GOAL OF THE EXERCISE -
Render the lines from the start of the records through the line containing "presentation-illustration xyxy=(945,131,1450,584)", inclusive, as a JSON list of strings with one string per line and blank lines omitted.
------------------------------------------------------------
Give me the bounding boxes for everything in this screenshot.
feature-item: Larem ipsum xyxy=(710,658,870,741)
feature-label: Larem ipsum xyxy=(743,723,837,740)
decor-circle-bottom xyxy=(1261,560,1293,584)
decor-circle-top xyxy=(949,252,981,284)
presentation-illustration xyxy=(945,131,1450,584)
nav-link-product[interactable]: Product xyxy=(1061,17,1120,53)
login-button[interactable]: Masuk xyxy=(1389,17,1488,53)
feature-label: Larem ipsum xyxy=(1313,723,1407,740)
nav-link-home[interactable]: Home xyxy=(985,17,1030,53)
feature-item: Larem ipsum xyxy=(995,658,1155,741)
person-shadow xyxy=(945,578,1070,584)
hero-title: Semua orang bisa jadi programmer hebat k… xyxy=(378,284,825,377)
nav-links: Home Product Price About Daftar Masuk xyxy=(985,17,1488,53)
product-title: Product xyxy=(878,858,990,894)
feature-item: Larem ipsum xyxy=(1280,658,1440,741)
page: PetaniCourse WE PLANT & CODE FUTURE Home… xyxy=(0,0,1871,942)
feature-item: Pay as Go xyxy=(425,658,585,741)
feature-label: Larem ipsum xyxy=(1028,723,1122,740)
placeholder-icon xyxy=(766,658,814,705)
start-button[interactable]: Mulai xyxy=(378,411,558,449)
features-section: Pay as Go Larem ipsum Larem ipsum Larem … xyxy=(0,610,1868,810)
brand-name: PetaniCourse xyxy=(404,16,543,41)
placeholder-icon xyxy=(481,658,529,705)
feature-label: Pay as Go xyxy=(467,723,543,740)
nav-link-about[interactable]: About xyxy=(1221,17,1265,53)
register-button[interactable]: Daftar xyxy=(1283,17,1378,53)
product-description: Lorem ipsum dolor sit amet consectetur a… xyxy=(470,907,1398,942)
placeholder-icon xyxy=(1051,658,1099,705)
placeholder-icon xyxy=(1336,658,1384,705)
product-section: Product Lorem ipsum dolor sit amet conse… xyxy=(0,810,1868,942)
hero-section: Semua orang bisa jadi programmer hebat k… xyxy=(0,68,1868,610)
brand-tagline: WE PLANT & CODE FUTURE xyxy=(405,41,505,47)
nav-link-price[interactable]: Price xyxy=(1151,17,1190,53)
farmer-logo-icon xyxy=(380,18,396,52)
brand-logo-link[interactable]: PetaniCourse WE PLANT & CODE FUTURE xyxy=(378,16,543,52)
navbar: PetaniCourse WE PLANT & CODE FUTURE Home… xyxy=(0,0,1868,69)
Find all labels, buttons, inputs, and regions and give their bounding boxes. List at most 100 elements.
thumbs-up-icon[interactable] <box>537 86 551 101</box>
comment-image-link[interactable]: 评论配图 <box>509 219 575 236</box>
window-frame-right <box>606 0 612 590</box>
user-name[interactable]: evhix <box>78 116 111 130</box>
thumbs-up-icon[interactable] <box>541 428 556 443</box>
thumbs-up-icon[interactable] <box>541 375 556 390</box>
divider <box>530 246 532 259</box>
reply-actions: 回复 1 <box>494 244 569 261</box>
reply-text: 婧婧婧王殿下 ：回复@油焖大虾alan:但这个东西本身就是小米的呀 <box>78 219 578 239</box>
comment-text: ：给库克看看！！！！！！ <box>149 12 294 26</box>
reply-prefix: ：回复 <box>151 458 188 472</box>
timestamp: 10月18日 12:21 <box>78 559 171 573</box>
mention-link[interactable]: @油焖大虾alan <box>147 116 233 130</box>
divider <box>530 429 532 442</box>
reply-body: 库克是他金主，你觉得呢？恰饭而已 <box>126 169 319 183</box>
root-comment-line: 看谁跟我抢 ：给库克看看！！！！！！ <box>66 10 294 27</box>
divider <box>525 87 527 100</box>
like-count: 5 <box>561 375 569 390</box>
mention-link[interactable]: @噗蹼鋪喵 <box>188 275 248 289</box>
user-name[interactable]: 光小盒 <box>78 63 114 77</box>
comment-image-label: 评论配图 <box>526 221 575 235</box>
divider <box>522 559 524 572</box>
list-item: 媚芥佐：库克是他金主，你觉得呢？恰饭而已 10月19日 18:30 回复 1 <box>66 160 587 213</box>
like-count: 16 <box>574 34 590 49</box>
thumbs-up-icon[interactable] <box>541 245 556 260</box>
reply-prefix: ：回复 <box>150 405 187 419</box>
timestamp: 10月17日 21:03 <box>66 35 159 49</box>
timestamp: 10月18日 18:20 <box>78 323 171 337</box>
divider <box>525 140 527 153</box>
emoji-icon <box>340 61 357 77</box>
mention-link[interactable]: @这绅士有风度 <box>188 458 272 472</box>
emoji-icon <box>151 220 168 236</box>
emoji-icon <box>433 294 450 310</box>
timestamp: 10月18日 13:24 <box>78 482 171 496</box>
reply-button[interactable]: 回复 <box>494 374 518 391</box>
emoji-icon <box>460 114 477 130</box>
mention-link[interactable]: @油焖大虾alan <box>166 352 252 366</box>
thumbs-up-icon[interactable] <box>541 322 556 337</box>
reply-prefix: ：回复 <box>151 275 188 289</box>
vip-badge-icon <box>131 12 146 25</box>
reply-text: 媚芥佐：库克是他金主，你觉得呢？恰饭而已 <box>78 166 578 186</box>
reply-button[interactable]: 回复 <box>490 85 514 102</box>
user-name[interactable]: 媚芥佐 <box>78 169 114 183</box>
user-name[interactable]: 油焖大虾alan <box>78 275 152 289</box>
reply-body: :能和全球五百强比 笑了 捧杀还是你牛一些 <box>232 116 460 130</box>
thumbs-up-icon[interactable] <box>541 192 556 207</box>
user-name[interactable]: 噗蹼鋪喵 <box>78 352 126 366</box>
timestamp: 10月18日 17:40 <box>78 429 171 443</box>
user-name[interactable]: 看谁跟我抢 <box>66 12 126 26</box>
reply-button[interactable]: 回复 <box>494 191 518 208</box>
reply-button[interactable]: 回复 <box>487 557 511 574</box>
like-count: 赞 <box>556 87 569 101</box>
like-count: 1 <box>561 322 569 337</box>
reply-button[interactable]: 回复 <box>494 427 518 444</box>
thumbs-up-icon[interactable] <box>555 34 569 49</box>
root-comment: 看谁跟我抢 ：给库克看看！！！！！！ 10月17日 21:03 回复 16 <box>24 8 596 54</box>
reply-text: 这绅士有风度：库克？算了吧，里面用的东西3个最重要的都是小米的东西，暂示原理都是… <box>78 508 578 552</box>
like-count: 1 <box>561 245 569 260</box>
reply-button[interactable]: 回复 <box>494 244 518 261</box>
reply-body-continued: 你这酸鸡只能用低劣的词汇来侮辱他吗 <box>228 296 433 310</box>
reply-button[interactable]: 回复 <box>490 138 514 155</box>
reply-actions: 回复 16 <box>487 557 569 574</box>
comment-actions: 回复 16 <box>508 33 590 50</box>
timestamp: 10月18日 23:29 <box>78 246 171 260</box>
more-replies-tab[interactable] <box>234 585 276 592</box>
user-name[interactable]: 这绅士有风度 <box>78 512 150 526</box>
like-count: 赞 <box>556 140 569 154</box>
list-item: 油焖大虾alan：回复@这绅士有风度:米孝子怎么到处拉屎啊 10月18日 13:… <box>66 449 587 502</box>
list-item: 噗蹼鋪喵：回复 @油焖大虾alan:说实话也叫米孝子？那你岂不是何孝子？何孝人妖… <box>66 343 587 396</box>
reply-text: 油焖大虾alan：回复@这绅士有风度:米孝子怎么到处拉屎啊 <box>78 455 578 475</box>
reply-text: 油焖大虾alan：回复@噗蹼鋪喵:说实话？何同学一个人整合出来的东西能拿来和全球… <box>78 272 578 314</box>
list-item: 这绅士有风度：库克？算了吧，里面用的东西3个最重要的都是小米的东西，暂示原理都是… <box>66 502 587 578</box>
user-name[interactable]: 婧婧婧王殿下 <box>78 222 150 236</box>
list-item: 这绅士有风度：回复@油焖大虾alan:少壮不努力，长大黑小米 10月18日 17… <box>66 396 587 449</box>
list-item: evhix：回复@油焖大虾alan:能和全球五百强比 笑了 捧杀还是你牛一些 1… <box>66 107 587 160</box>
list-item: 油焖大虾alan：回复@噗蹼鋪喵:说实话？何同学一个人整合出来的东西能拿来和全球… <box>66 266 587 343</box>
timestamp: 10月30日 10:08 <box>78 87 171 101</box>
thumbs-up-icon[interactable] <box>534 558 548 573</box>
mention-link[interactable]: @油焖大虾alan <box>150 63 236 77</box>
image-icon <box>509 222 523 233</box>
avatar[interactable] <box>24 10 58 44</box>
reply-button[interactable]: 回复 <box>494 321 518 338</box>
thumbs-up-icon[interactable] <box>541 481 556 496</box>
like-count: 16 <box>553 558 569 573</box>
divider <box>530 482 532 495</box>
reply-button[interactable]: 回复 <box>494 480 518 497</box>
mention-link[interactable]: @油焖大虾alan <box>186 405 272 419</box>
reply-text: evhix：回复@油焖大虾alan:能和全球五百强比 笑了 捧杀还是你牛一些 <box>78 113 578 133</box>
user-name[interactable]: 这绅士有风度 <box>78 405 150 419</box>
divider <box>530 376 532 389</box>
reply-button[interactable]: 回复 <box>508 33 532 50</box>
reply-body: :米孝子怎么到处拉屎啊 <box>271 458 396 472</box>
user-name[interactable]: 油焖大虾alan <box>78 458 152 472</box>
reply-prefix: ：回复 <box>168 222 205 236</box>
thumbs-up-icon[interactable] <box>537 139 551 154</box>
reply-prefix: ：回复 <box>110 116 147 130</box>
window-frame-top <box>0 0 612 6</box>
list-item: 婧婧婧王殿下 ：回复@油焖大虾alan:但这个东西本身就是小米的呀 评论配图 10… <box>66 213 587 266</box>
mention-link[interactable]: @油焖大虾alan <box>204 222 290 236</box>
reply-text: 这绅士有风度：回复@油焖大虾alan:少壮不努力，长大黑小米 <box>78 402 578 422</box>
------------------------------------------------------------
CORRECT OUTPUT -
[
  "Give me the bounding boxes for everything in this screenshot.",
  "feature-item: Larem ipsum xyxy=(710,658,870,741)",
  "feature-label: Larem ipsum xyxy=(743,723,837,740)",
  "decor-circle-bottom xyxy=(1261,560,1293,584)",
  "decor-circle-top xyxy=(949,252,981,284)",
  "presentation-illustration xyxy=(945,131,1450,584)"
]